▶ _Instructions to follow_
Find the lines that include the string "their" and report how many there are. Give no other text.

▶ _Supplied material_
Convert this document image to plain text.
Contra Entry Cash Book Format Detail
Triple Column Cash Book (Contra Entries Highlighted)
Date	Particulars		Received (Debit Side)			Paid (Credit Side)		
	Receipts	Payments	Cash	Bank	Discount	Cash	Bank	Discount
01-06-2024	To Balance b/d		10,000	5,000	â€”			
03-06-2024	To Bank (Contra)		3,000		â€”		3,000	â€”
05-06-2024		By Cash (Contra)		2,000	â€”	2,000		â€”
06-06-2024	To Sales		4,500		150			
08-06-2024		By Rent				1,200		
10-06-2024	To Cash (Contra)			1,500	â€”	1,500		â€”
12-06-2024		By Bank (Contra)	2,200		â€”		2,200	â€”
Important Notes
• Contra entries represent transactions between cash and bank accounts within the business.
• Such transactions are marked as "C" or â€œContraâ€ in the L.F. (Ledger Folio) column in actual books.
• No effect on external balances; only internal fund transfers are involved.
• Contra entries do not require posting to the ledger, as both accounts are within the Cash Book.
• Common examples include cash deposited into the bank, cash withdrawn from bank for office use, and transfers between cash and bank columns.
* * *
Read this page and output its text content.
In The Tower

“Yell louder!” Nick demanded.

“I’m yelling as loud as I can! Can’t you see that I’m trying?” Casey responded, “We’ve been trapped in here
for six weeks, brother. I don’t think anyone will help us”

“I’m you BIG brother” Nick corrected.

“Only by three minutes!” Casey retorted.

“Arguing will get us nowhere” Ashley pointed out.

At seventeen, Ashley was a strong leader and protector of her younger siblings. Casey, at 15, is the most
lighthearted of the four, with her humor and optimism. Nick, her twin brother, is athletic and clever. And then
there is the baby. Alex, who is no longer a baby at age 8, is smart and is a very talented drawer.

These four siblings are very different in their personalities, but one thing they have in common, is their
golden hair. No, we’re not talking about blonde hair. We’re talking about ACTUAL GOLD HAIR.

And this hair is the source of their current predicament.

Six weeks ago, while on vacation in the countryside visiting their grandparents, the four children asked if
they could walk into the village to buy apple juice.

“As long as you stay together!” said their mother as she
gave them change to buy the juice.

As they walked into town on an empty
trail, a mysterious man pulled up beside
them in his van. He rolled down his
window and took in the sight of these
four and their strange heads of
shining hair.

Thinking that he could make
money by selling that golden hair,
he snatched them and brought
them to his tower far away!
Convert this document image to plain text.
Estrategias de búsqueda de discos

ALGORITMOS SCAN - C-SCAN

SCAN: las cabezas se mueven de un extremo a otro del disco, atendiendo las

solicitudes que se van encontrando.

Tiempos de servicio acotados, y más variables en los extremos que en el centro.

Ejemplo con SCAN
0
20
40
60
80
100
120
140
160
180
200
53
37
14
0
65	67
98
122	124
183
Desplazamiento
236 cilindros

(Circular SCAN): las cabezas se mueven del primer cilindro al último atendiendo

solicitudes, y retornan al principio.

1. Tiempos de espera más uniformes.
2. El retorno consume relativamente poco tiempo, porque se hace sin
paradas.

▶ _The reply_
5